— begin Exercise input —

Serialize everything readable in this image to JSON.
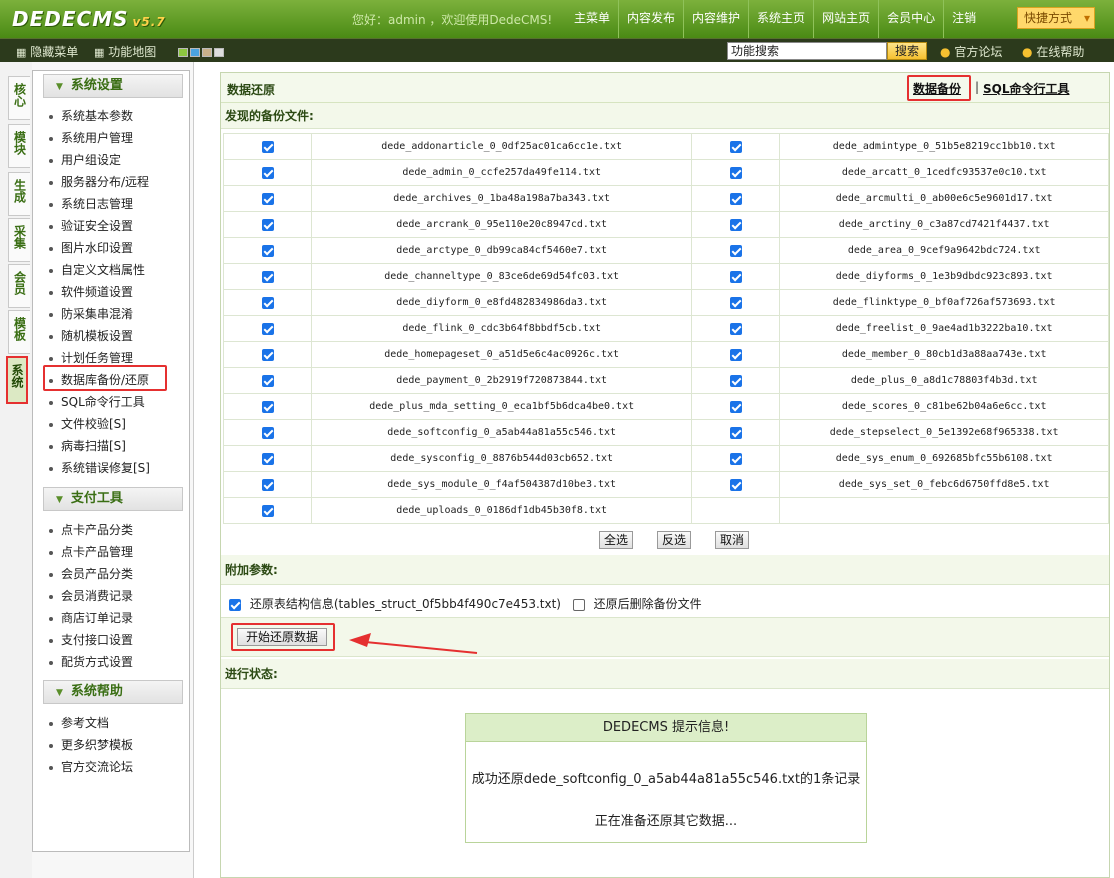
{
  "app": {
    "logo": "DEDECMS",
    "version": "v5.7",
    "welcome": "您好：admin ，欢迎使用DedeCMS!"
  },
  "topnav": [
    "主菜单",
    "内容发布",
    "内容维护",
    "系统主页",
    "网站主页",
    "会员中心",
    "注销"
  ],
  "quick_label": "快捷方式",
  "bar2": {
    "hide_menu": "隐藏菜单",
    "site_map": "功能地图",
    "search_value": "功能搜索",
    "search_btn": "搜索",
    "forum": "官方论坛",
    "help": "在线帮助"
  },
  "side_tabs": [
    "核心",
    "模块",
    "生成",
    "采集",
    "会员",
    "模板",
    "系统"
  ],
  "menu": {
    "sections": [
      {
        "title": "系统设置",
        "items": [
          "系统基本参数",
          "系统用户管理",
          "用户组设定",
          "服务器分布/远程",
          "系统日志管理",
          "验证安全设置",
          "图片水印设置",
          "自定义文档属性",
          "软件频道设置",
          "防采集串混淆",
          "随机模板设置",
          "计划任务管理",
          "数据库备份/还原",
          "SQL命令行工具",
          "文件校验[S]",
          "病毒扫描[S]",
          "系统错误修复[S]"
        ]
      },
      {
        "title": "支付工具",
        "items": [
          "点卡产品分类",
          "点卡产品管理",
          "会员产品分类",
          "会员消费记录",
          "商店订单记录",
          "支付接口设置",
          "配货方式设置"
        ]
      },
      {
        "title": "系统帮助",
        "items": [
          "参考文档",
          "更多织梦模板",
          "官方交流论坛"
        ]
      }
    ]
  },
  "main": {
    "title": "数据还原",
    "link_backup": "数据备份",
    "link_sql": "SQL命令行工具",
    "found_label": "发现的备份文件:",
    "files": [
      "dede_addonarticle_0_0df25ac01ca6cc1e.txt",
      "dede_admintype_0_51b5e8219cc1bb10.txt",
      "dede_admin_0_ccfe257da49fe114.txt",
      "dede_arcatt_0_1cedfc93537e0c10.txt",
      "dede_archives_0_1ba48a198a7ba343.txt",
      "dede_arcmulti_0_ab00e6c5e9601d17.txt",
      "dede_arcrank_0_95e110e20c8947cd.txt",
      "dede_arctiny_0_c3a87cd7421f4437.txt",
      "dede_arctype_0_db99ca84cf5460e7.txt",
      "dede_area_0_9cef9a9642bdc724.txt",
      "dede_channeltype_0_83ce6de69d54fc03.txt",
      "dede_diyforms_0_1e3b9dbdc923c893.txt",
      "dede_diyform_0_e8fd482834986da3.txt",
      "dede_flinktype_0_bf0af726af573693.txt",
      "dede_flink_0_cdc3b64f8bbdf5cb.txt",
      "dede_freelist_0_9ae4ad1b3222ba10.txt",
      "dede_homepageset_0_a51d5e6c4ac0926c.txt",
      "dede_member_0_80cb1d3a88aa743e.txt",
      "dede_payment_0_2b2919f720873844.txt",
      "dede_plus_0_a8d1c78803f4b3d.txt",
      "dede_plus_mda_setting_0_eca1bf5b6dca4be0.txt",
      "dede_scores_0_c81be62b04a6e6cc.txt",
      "dede_softconfig_0_a5ab44a81a55c546.txt",
      "dede_stepselect_0_5e1392e68f965338.txt",
      "dede_sysconfig_0_8876b544d03cb652.txt",
      "dede_sys_enum_0_692685bfc55b6108.txt",
      "dede_sys_module_0_f4af504387d10be3.txt",
      "dede_sys_set_0_febc6d6750ffd8e5.txt",
      "dede_uploads_0_0186df1db45b30f8.txt"
    ],
    "btn_all": "全选",
    "btn_invert": "反选",
    "btn_cancel": "取消",
    "extra_label": "附加参数:",
    "opt_struct": "还原表结构信息(tables_struct_0f5bb4f490c7e453.txt)",
    "opt_delete": "还原后删除备份文件",
    "start_btn": "开始还原数据",
    "status_label": "进行状态:",
    "msg_title": "DEDECMS 提示信息!",
    "msg_line1": "成功还原dede_softconfig_0_a5ab44a81a55c546.txt的1条记录",
    "msg_line2": "正在准备还原其它数据..."
  }
}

— end Exercise input —

**Job**
Omit every image. Quote each record exactly.

**Output of the exercise**
Serialize everything readable in this image to JSON.
{
  "app": {
    "logo": "DEDECMS",
    "version": "v5.7",
    "welcome": "您好：admin ，欢迎使用DedeCMS!"
  },
  "topnav": [
    "主菜单",
    "内容发布",
    "内容维护",
    "系统主页",
    "网站主页",
    "会员中心",
    "注销"
  ],
  "quick_label": "快捷方式",
  "bar2": {
    "hide_menu": "隐藏菜单",
    "site_map": "功能地图",
    "search_value": "功能搜索",
    "search_btn": "搜索",
    "forum": "官方论坛",
    "help": "在线帮助"
  },
  "side_tabs": [
    "核心",
    "模块",
    "生成",
    "采集",
    "会员",
    "模板",
    "系统"
  ],
  "menu": {
    "sections": [
      {
        "title": "系统设置",
        "items": [
          "系统基本参数",
          "系统用户管理",
          "用户组设定",
          "服务器分布/远程",
          "系统日志管理",
          "验证安全设置",
          "图片水印设置",
          "自定义文档属性",
          "软件频道设置",
          "防采集串混淆",
          "随机模板设置",
          "计划任务管理",
          "数据库备份/还原",
          "SQL命令行工具",
          "文件校验[S]",
          "病毒扫描[S]",
          "系统错误修复[S]"
        ]
      },
      {
        "title": "支付工具",
        "items": [
          "点卡产品分类",
          "点卡产品管理",
          "会员产品分类",
          "会员消费记录",
          "商店订单记录",
          "支付接口设置",
          "配货方式设置"
        ]
      },
      {
        "title": "系统帮助",
        "items": [
          "参考文档",
          "更多织梦模板",
          "官方交流论坛"
        ]
      }
    ]
  },
  "main": {
    "title": "数据还原",
    "link_backup": "数据备份",
    "link_sql": "SQL命令行工具",
    "found_label": "发现的备份文件:",
    "files": [
      "dede_addonarticle_0_0df25ac01ca6cc1e.txt",
      "dede_admintype_0_51b5e8219cc1bb10.txt",
      "dede_admin_0_ccfe257da49fe114.txt",
      "dede_arcatt_0_1cedfc93537e0c10.txt",
      "dede_archives_0_1ba48a198a7ba343.txt",
      "dede_arcmulti_0_ab00e6c5e9601d17.txt",
      "dede_arcrank_0_95e110e20c8947cd.txt",
      "dede_arctiny_0_c3a87cd7421f4437.txt",
      "dede_arctype_0_db99ca84cf5460e7.txt",
      "dede_area_0_9cef9a9642bdc724.txt",
      "dede_channeltype_0_83ce6de69d54fc03.txt",
      "dede_diyforms_0_1e3b9dbdc923c893.txt",
      "dede_diyform_0_e8fd482834986da3.txt",
      "dede_flinktype_0_bf0af726af573693.txt",
      "dede_flink_0_cdc3b64f8bbdf5cb.txt",
      "dede_freelist_0_9ae4ad1b3222ba10.txt",
      "dede_homepageset_0_a51d5e6c4ac0926c.txt",
      "dede_member_0_80cb1d3a88aa743e.txt",
      "dede_payment_0_2b2919f720873844.txt",
      "dede_plus_0_a8d1c78803f4b3d.txt",
      "dede_plus_mda_setting_0_eca1bf5b6dca4be0.txt",
      "dede_scores_0_c81be62b04a6e6cc.txt",
      "dede_softconfig_0_a5ab44a81a55c546.txt",
      "dede_stepselect_0_5e1392e68f965338.txt",
      "dede_sysconfig_0_8876b544d03cb652.txt",
      "dede_sys_enum_0_692685bfc55b6108.txt",
      "dede_sys_module_0_f4af504387d10be3.txt",
      "dede_sys_set_0_febc6d6750ffd8e5.txt",
      "dede_uploads_0_0186df1db45b30f8.txt"
    ],
    "btn_all": "全选",
    "btn_invert": "反选",
    "btn_cancel": "取消",
    "extra_label": "附加参数:",
    "opt_struct": "还原表结构信息(tables_struct_0f5bb4f490c7e453.txt)",
    "opt_delete": "还原后删除备份文件",
    "start_btn": "开始还原数据",
    "status_label": "进行状态:",
    "msg_title": "DEDECMS 提示信息!",
    "msg_line1": "成功还原dede_softconfig_0_a5ab44a81a55c546.txt的1条记录",
    "msg_line2": "正在准备还原其它数据..."
  }
}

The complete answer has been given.